Supplied information:
'''
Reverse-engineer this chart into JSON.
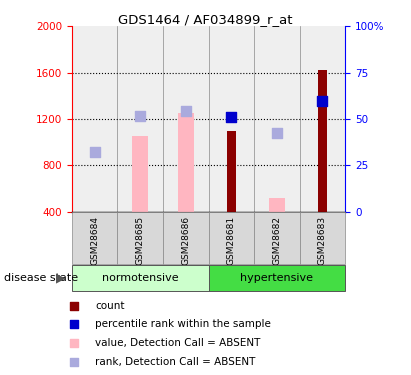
{
  "title": "GDS1464 / AF034899_r_at",
  "samples": [
    "GSM28684",
    "GSM28685",
    "GSM28686",
    "GSM28681",
    "GSM28682",
    "GSM28683"
  ],
  "ylim_left": [
    400,
    2000
  ],
  "ylim_right": [
    0,
    100
  ],
  "yticks_left": [
    400,
    800,
    1200,
    1600,
    2000
  ],
  "yticks_right": [
    0,
    25,
    50,
    75,
    100
  ],
  "count_values": [
    null,
    null,
    null,
    1100,
    null,
    1620
  ],
  "count_color": "#8B0000",
  "rank_values": [
    null,
    null,
    null,
    1220,
    null,
    1360
  ],
  "rank_color": "#0000CD",
  "absent_value_values": [
    null,
    1050,
    1250,
    null,
    520,
    null
  ],
  "absent_value_color": "#FFB6C1",
  "absent_rank_values": [
    920,
    1230,
    1270,
    null,
    1080,
    null
  ],
  "absent_rank_color": "#AAAADD",
  "legend_items": [
    {
      "label": "count",
      "color": "#8B0000",
      "marker": "s"
    },
    {
      "label": "percentile rank within the sample",
      "color": "#0000CD",
      "marker": "s"
    },
    {
      "label": "value, Detection Call = ABSENT",
      "color": "#FFB6C1",
      "marker": "s"
    },
    {
      "label": "rank, Detection Call = ABSENT",
      "color": "#AAAADD",
      "marker": "s"
    }
  ],
  "normotensive_color": "#CCFFCC",
  "hypertensive_color": "#44DD44",
  "sample_box_color": "#D8D8D8",
  "group_border_color": "#888888",
  "disease_state_label": "disease state",
  "grid_linestyle": ":",
  "grid_color": "black"
}
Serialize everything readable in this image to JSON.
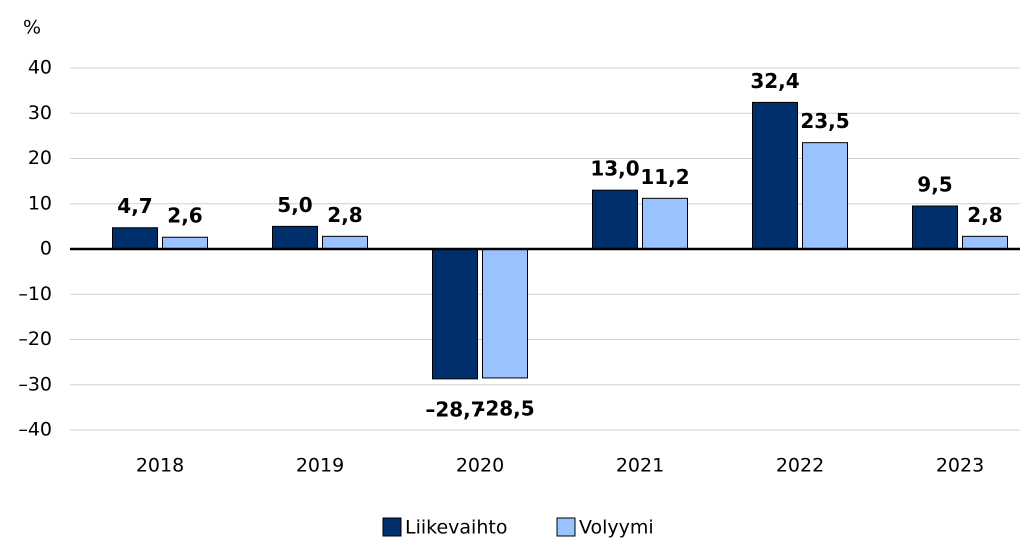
{
  "chart_data": {
    "type": "bar",
    "y_label": "%",
    "categories": [
      "2018",
      "2019",
      "2020",
      "2021",
      "2022",
      "2023"
    ],
    "series": [
      {
        "name": "Liikevaihto",
        "color": "#002f6c",
        "values": [
          4.7,
          5.0,
          -28.7,
          13.0,
          32.4,
          9.5
        ],
        "value_labels": [
          "4,7",
          "5,0",
          "–28,7",
          "13,0",
          "32,4",
          "9,5"
        ]
      },
      {
        "name": "Volyymi",
        "color": "#99c2ff",
        "values": [
          2.6,
          2.8,
          -28.5,
          11.2,
          23.5,
          2.8
        ],
        "value_labels": [
          "2,6",
          "2,8",
          "–28,5",
          "11,2",
          "23,5",
          "2,8"
        ]
      }
    ],
    "ylim": [
      -40,
      40
    ],
    "yticks": [
      {
        "value": -40,
        "label": "–40"
      },
      {
        "value": -30,
        "label": "–30"
      },
      {
        "value": -20,
        "label": "–20"
      },
      {
        "value": -10,
        "label": "–10"
      },
      0,
      10,
      20,
      30,
      40
    ],
    "grid": true,
    "legend": "bottom"
  }
}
'''
Challenge: Every record must be copied exactly, with the pictures left out.

Answer to this problem:
Reverse-engineer this chart into JSON.
{
  "title": "GDS1464 / AF034899_r_at",
  "samples": [
    "GSM28684",
    "GSM28685",
    "GSM28686",
    "GSM28681",
    "GSM28682",
    "GSM28683"
  ],
  "ylim_left": [
    400,
    2000
  ],
  "ylim_right": [
    0,
    100
  ],
  "yticks_left": [
    400,
    800,
    1200,
    1600,
    2000
  ],
  "yticks_right": [
    0,
    25,
    50,
    75,
    100
  ],
  "count_values": [
    null,
    null,
    null,
    1100,
    null,
    1620
  ],
  "count_color": "#8B0000",
  "rank_values": [
    null,
    null,
    null,
    1220,
    null,
    1360
  ],
  "rank_color": "#0000CD",
  "absent_value_values": [
    null,
    1050,
    1250,
    null,
    520,
    null
  ],
  "absent_value_color": "#FFB6C1",
  "absent_rank_values": [
    920,
    1230,
    1270,
    null,
    1080,
    null
  ],
  "absent_rank_color": "#AAAADD",
  "legend_items": [
    {
      "label": "count",
      "color": "#8B0000",
      "marker": "s"
    },
    {
      "label": "percentile rank within the sample",
      "color": "#0000CD",
      "marker": "s"
    },
    {
      "label": "value, Detection Call = ABSENT",
      "color": "#FFB6C1",
      "marker": "s"
    },
    {
      "label": "rank, Detection Call = ABSENT",
      "color": "#AAAADD",
      "marker": "s"
    }
  ],
  "normotensive_color": "#CCFFCC",
  "hypertensive_color": "#44DD44",
  "sample_box_color": "#D8D8D8",
  "group_border_color": "#888888",
  "disease_state_label": "disease state",
  "grid_linestyle": ":",
  "grid_color": "black"
}
Serialize everything readable in this image to JSON.
{
  "chart_data": {
    "type": "bar",
    "y_label": "%",
    "categories": [
      "2018",
      "2019",
      "2020",
      "2021",
      "2022",
      "2023"
    ],
    "series": [
      {
        "name": "Liikevaihto",
        "color": "#002f6c",
        "values": [
          4.7,
          5.0,
          -28.7,
          13.0,
          32.4,
          9.5
        ],
        "value_labels": [
          "4,7",
          "5,0",
          "–28,7",
          "13,0",
          "32,4",
          "9,5"
        ]
      },
      {
        "name": "Volyymi",
        "color": "#99c2ff",
        "values": [
          2.6,
          2.8,
          -28.5,
          11.2,
          23.5,
          2.8
        ],
        "value_labels": [
          "2,6",
          "2,8",
          "–28,5",
          "11,2",
          "23,5",
          "2,8"
        ]
      }
    ],
    "ylim": [
      -40,
      40
    ],
    "yticks": [
      {
        "value": -40,
        "label": "–40"
      },
      {
        "value": -30,
        "label": "–30"
      },
      {
        "value": -20,
        "label": "–20"
      },
      {
        "value": -10,
        "label": "–10"
      },
      0,
      10,
      20,
      30,
      40
    ],
    "grid": true,
    "legend": "bottom"
  }
}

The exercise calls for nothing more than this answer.